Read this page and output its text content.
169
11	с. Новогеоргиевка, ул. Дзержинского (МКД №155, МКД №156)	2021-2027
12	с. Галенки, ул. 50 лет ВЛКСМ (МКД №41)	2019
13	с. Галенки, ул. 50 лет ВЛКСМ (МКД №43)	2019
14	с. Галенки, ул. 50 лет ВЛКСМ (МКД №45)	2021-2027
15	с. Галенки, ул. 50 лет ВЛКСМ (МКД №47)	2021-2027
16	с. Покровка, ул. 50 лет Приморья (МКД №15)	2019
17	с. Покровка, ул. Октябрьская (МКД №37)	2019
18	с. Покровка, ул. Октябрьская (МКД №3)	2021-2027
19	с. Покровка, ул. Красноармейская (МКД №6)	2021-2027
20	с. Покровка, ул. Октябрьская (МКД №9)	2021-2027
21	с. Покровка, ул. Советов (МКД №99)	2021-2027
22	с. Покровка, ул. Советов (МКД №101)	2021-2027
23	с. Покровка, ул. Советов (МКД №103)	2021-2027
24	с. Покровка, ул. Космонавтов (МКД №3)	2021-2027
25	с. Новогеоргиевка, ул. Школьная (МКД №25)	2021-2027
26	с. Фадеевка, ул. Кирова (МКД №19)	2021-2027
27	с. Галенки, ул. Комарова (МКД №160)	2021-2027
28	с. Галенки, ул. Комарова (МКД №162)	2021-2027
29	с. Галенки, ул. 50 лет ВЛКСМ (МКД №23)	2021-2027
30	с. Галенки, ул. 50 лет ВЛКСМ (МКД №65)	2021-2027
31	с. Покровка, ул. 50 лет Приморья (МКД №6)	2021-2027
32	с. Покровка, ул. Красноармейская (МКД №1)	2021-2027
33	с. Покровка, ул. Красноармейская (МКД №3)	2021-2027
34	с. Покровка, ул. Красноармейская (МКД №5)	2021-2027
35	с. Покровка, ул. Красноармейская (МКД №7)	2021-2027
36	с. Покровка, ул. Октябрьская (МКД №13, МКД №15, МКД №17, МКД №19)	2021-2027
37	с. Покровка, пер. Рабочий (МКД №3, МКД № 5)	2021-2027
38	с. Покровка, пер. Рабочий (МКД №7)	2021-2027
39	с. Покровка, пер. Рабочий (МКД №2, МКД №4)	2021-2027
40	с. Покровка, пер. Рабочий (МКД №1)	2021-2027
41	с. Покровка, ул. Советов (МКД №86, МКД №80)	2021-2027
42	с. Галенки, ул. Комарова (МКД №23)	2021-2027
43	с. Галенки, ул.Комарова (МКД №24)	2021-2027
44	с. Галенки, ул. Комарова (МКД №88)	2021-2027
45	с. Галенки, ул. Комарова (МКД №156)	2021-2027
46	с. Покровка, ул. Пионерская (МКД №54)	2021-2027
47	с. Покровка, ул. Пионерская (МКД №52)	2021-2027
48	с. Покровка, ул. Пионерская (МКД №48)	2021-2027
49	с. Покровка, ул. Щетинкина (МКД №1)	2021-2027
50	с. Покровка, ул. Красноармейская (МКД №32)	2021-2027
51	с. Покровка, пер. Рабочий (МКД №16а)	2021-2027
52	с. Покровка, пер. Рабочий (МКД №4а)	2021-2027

--------------------

• EXERCISE TASK
Take the entries above and transcribe them in full.

• THE SOLUTION
Read this page and output its text content.
169
11	с. Новогеоргиевка, ул. Дзержинского (МКД №155, МКД №156)	2021-2027
12	с. Галенки, ул. 50 лет ВЛКСМ (МКД №41)	2019
13	с. Галенки, ул. 50 лет ВЛКСМ (МКД №43)	2019
14	с. Галенки, ул. 50 лет ВЛКСМ (МКД №45)	2021-2027
15	с. Галенки, ул. 50 лет ВЛКСМ (МКД №47)	2021-2027
16	с. Покровка, ул. 50 лет Приморья (МКД №15)	2019
17	с. Покровка, ул. Октябрьская (МКД №37)	2019
18	с. Покровка, ул. Октябрьская (МКД №3)	2021-2027
19	с. Покровка, ул. Красноармейская (МКД №6)	2021-2027
20	с. Покровка, ул. Октябрьская (МКД №9)	2021-2027
21	с. Покровка, ул. Советов (МКД №99)	2021-2027
22	с. Покровка, ул. Советов (МКД №101)	2021-2027
23	с. Покровка, ул. Советов (МКД №103)	2021-2027
24	с. Покровка, ул. Космонавтов (МКД №3)	2021-2027
25	с. Новогеоргиевка, ул. Школьная (МКД №25)	2021-2027
26	с. Фадеевка, ул. Кирова (МКД №19)	2021-2027
27	с. Галенки, ул. Комарова (МКД №160)	2021-2027
28	с. Галенки, ул. Комарова (МКД №162)	2021-2027
29	с. Галенки, ул. 50 лет ВЛКСМ (МКД №23)	2021-2027
30	с. Галенки, ул. 50 лет ВЛКСМ (МКД №65)	2021-2027
31	с. Покровка, ул. 50 лет Приморья (МКД №6)	2021-2027
32	с. Покровка, ул. Красноармейская (МКД №1)	2021-2027
33	с. Покровка, ул. Красноармейская (МКД №3)	2021-2027
34	с. Покровка, ул. Красноармейская (МКД №5)	2021-2027
35	с. Покровка, ул. Красноармейская (МКД №7)	2021-2027
36	с. Покровка, ул. Октябрьская (МКД №13, МКД №15, МКД №17, МКД №19)	2021-2027
37	с. Покровка, пер. Рабочий (МКД №3, МКД № 5)	2021-2027
38	с. Покровка, пер. Рабочий (МКД №7)	2021-2027
39	с. Покровка, пер. Рабочий (МКД №2, МКД №4)	2021-2027
40	с. Покровка, пер. Рабочий (МКД №1)	2021-2027
41	с. Покровка, ул. Советов (МКД №86, МКД №80)	2021-2027
42	с. Галенки, ул. Комарова (МКД №23)	2021-2027
43	с. Галенки, ул.Комарова (МКД №24)	2021-2027
44	с. Галенки, ул. Комарова (МКД №88)	2021-2027
45	с. Галенки, ул. Комарова (МКД №156)	2021-2027
46	с. Покровка, ул. Пионерская (МКД №54)	2021-2027
47	с. Покровка, ул. Пионерская (МКД №52)	2021-2027
48	с. Покровка, ул. Пионерская (МКД №48)	2021-2027
49	с. Покровка, ул. Щетинкина (МКД №1)	2021-2027
50	с. Покровка, ул. Красноармейская (МКД №32)	2021-2027
51	с. Покровка, пер. Рабочий (МКД №16а)	2021-2027
52	с. Покровка, пер. Рабочий (МКД №4а)	2021-2027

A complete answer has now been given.